Information provided:
--- Start ---

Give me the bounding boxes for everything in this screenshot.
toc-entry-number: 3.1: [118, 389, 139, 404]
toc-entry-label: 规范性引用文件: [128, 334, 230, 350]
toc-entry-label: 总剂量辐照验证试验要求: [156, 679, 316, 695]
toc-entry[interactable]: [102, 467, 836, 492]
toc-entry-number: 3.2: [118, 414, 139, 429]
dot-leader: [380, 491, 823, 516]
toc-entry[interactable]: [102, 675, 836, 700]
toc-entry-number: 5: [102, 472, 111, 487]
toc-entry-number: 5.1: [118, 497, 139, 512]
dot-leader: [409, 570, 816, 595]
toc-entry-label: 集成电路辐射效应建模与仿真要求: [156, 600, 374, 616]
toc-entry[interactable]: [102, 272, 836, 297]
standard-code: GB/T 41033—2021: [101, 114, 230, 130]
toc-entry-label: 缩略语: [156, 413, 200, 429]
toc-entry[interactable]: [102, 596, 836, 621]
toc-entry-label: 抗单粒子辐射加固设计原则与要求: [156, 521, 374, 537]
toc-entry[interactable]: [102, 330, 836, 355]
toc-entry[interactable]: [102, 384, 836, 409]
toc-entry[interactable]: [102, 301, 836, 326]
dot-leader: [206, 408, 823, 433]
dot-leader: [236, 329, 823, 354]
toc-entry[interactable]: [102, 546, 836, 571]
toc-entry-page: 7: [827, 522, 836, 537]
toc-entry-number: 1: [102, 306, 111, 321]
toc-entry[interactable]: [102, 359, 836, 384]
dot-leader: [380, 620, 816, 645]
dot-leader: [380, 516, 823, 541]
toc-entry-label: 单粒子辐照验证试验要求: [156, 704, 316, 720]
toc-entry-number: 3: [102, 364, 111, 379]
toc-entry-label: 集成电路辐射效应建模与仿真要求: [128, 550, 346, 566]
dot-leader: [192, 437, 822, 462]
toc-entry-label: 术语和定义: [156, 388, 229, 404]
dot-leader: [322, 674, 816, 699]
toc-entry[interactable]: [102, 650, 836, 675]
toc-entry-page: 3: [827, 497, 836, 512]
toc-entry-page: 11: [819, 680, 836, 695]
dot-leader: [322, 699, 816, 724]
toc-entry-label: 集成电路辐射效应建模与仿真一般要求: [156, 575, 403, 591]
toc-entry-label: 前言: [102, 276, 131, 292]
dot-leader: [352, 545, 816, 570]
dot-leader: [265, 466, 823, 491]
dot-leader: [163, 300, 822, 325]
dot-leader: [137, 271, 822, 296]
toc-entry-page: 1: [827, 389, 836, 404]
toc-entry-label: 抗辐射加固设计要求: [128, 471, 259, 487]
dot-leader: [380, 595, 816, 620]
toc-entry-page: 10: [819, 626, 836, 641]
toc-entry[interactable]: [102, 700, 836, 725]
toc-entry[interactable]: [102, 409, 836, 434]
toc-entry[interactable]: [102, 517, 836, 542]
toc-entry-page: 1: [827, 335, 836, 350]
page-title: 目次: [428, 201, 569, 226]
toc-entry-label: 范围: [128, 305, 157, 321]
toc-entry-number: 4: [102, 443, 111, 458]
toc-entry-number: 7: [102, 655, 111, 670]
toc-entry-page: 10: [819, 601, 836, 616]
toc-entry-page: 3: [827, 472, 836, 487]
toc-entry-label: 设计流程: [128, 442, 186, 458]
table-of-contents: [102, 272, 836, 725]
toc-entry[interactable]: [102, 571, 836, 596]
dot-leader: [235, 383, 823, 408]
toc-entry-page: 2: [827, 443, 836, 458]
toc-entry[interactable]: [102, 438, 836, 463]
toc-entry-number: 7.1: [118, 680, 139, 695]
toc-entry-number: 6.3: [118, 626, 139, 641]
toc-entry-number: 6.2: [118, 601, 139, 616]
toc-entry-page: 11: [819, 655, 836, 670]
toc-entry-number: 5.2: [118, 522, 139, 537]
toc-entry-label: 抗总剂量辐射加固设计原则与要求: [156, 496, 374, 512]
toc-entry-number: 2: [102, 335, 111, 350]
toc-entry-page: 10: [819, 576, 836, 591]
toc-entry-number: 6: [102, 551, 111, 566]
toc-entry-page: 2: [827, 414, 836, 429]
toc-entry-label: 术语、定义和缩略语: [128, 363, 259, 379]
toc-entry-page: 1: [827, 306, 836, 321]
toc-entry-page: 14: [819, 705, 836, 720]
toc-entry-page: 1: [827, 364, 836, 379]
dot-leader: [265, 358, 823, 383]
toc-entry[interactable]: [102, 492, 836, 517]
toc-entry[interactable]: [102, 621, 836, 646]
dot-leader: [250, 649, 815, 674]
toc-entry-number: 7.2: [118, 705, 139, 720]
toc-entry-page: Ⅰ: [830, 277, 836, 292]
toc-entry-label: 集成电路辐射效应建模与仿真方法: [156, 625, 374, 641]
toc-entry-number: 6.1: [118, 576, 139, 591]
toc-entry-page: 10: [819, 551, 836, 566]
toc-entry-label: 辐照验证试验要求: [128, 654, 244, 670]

--- End ---

Task details:
Please collect each line of the data above that contains the string "集成电路辐射效应建模与仿真要求".

Full answer:
toc-entry-label: 集成电路辐射效应建模与仿真要求: [156, 600, 374, 616]
toc-entry-label: 集成电路辐射效应建模与仿真要求: [128, 550, 346, 566]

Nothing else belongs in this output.